━━━ Supplied material

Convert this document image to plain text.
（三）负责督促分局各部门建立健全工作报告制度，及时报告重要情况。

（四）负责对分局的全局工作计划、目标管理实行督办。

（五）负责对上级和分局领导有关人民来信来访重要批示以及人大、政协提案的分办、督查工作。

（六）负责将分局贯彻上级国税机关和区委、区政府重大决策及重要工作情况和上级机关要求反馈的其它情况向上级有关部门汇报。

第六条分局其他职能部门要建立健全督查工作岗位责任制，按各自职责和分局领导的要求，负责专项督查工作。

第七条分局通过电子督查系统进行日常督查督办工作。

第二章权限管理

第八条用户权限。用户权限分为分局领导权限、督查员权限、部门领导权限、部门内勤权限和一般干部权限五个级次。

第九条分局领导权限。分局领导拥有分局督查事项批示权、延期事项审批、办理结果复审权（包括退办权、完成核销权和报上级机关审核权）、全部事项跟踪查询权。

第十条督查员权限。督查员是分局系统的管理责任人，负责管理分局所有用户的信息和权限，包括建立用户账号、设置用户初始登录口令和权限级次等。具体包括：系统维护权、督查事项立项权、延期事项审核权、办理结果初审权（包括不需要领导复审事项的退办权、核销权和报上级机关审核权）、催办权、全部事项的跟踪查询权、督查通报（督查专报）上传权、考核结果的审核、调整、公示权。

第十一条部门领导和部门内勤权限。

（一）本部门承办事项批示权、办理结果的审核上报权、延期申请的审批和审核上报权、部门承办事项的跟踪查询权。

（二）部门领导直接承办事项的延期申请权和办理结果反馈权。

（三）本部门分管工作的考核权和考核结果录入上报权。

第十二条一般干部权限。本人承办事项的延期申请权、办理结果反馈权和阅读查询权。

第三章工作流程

━━━━━━

◆ Written task ◆
Write out the entire listing exactly.

◆ Exercise output ◆
Convert this document image to plain text.
（三）负责督促分局各部门建立健全工作报告制度，及时报告重要情况。

（四）负责对分局的全局工作计划、目标管理实行督办。

（五）负责对上级和分局领导有关人民来信来访重要批示以及人大、政协提案的分办、督查工作。

（六）负责将分局贯彻上级国税机关和区委、区政府重大决策及重要工作情况和上级机关要求反馈的其它情况向上级有关部门汇报。

第六条分局其他职能部门要建立健全督查工作岗位责任制，按各自职责和分局领导的要求，负责专项督查工作。

第七条分局通过电子督查系统进行日常督查督办工作。

第二章权限管理

第八条用户权限。用户权限分为分局领导权限、督查员权限、部门领导权限、部门内勤权限和一般干部权限五个级次。

第九条分局领导权限。分局领导拥有分局督查事项批示权、延期事项审批、办理结果复审权（包括退办权、完成核销权和报上级机关审核权）、全部事项跟踪查询权。

第十条督查员权限。督查员是分局系统的管理责任人，负责管理分局所有用户的信息和权限，包括建立用户账号、设置用户初始登录口令和权限级次等。具体包括：系统维护权、督查事项立项权、延期事项审核权、办理结果初审权（包括不需要领导复审事项的退办权、核销权和报上级机关审核权）、催办权、全部事项的跟踪查询权、督查通报（督查专报）上传权、考核结果的审核、调整、公示权。

第十一条部门领导和部门内勤权限。

（一）本部门承办事项批示权、办理结果的审核上报权、延期申请的审批和审核上报权、部门承办事项的跟踪查询权。

（二）部门领导直接承办事项的延期申请权和办理结果反馈权。

（三）本部门分管工作的考核权和考核结果录入上报权。

第十二条一般干部权限。本人承办事项的延期申请权、办理结果反馈权和阅读查询权。

第三章工作流程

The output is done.